══ TEXTE PRÉSENTÉ ══

4.3 Définir les règles du jeu
Livre "la coopération, nouvelles approches" version 1.0
Cinq domaines à gérer
En plus de posséder un bon projet de départ, il va vous falloir définir les règles du jeu qui vous permettront de coordonner le projet pendant la phase ouverte à tous. Nous avons déjà rencontré ces règles, nous les avons déjà décrites comme base pour permettre de respecter les lois de la coopération.
Nous allons maintenant les reclasser suivant les 5 grands domaines que vous aurez à gérer dans votre projet :
- L'environnement
- La communauté des utilisateurs-contributeurs
- La redéfinition continuelle du projet
- La gestion des tâches et l'intégration des résultats
- Les mécanismes de contrepartie
Savoir adapter son projet avec astuce et imagination pour qu'il se conforme aux lois de la coopération est un art dans lequel certains coordinateurs font preuve de génie. L'artiste après avoir appris à maîtriser les techniques du pinceau ou du piano, saura ou non faire preuve d'inspiration. De même, les règles et méthodes proposées ne sont que l'instrument qui doit permettre au coordinateur de rassembler et de créer les conditions pour qu'émerge de grandes choses. L'oeuvre du coordinateur n'est pas directement le projet lui-même, mais la mise en place de l'environnement qui favorise le développement du projet.

═══

▸ **TRAVAIL DEMANDÉ**
1. Dans le texte sur les règles du jeu de la coopération, quel domaine figure en premier dans la liste des domaines à gérer ?
2. Traduisez en anglais la phrase suivante du texte sur les règles du jeu de la coopération : « L'oeuvre du coordinateur n'est pas directement le projet lui-même, mais la mise en place de l'environnement qui favorise le développement du projet. »
3. Rédigez la suite du texte sur les règles du jeu de la coopération, à partir de sa dernière phrase.

══ DONNÉES FOURNIES ══

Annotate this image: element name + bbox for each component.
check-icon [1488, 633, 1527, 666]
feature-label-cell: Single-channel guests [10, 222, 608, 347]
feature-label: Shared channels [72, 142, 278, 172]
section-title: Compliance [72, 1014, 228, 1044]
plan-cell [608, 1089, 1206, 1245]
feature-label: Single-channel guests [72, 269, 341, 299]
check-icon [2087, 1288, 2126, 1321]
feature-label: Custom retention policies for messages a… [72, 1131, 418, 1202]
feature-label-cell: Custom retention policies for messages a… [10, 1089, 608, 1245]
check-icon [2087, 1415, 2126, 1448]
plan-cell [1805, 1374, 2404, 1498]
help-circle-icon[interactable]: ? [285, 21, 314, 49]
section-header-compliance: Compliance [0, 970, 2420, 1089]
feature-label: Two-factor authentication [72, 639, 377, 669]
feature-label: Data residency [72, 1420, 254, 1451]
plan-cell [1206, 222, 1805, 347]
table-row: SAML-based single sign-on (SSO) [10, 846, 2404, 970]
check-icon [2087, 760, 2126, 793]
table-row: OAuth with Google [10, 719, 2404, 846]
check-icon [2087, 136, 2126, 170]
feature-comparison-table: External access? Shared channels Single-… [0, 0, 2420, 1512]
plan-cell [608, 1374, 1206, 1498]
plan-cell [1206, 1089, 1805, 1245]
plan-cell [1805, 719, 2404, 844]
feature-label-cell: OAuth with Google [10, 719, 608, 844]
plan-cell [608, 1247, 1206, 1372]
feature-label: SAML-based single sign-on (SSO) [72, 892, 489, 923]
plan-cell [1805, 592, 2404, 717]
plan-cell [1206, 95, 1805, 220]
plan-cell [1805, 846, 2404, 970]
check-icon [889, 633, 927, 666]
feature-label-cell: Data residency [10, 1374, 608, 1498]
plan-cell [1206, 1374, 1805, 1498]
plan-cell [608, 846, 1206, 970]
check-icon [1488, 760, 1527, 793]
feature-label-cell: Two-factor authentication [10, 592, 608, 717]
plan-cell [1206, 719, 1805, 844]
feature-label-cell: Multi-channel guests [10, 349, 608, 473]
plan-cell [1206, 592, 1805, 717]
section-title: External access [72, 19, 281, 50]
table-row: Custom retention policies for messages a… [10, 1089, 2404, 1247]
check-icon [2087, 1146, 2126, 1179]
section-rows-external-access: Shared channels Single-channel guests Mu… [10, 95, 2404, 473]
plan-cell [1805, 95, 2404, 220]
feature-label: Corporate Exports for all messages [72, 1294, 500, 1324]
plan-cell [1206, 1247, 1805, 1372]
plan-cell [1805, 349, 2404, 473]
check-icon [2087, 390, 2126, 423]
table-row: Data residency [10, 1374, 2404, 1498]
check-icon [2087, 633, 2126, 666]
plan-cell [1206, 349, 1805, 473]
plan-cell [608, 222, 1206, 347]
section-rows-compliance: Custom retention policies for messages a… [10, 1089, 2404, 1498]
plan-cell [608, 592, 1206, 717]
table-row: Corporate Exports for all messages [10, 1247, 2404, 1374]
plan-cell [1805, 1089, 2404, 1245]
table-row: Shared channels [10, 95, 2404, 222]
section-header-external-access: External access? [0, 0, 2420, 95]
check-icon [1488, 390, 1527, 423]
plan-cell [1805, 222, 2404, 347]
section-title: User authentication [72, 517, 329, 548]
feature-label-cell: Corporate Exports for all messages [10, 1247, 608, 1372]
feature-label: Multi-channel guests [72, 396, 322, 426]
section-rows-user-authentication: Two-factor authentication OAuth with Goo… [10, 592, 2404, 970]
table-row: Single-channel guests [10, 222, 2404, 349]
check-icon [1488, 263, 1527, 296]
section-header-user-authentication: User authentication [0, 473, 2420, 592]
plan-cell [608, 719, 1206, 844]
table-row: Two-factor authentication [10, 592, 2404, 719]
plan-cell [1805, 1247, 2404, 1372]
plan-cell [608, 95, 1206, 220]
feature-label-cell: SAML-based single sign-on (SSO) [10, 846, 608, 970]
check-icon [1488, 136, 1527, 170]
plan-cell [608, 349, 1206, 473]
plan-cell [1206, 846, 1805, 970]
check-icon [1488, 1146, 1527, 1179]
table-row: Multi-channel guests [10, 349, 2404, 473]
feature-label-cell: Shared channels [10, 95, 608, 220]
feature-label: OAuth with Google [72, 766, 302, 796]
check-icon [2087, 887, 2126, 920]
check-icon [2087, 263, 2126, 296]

═══

▸ **RÉPONSES**
1. L'environnement.

2. The coordinator's work is not directly the project itself, but the setting up of the environment that fosters the project's development.

3.
Un environnement favorable
Le maître mot pour l'environnement est "l'abondance". Plutôt que de constater simplement si l'élément de base dont vous avez besoin pour votre projet est abondant ou non, nous avons vu qu'il était possible de choisir un autre point de départ qui sera naturellement plus abondant (apprendre à pêcher plutôt que de donner du poisson).
Savoir trouver l'abondance là où on ne l'attend pas fait parti de l'art du porteur de projet coopératif. Si ce texte peut donner quelques conseils, l'intuition du coordinateur reste irremplaçable. Un véritable génie de la coopération pourra même dénicher l'abondance là où toute autre personne ne verra que de la pénurie !
L'abondance doit être recherchée le plus possible et pas simplement dans les briques de base du projet. Le temps disponible doit aussi être abondant pour avoir le maximum d'opportunités. La sécurité matérielle du coordinateur et des contributeurs sont également la base qui leur permet de se concentrer sur le développement du projet.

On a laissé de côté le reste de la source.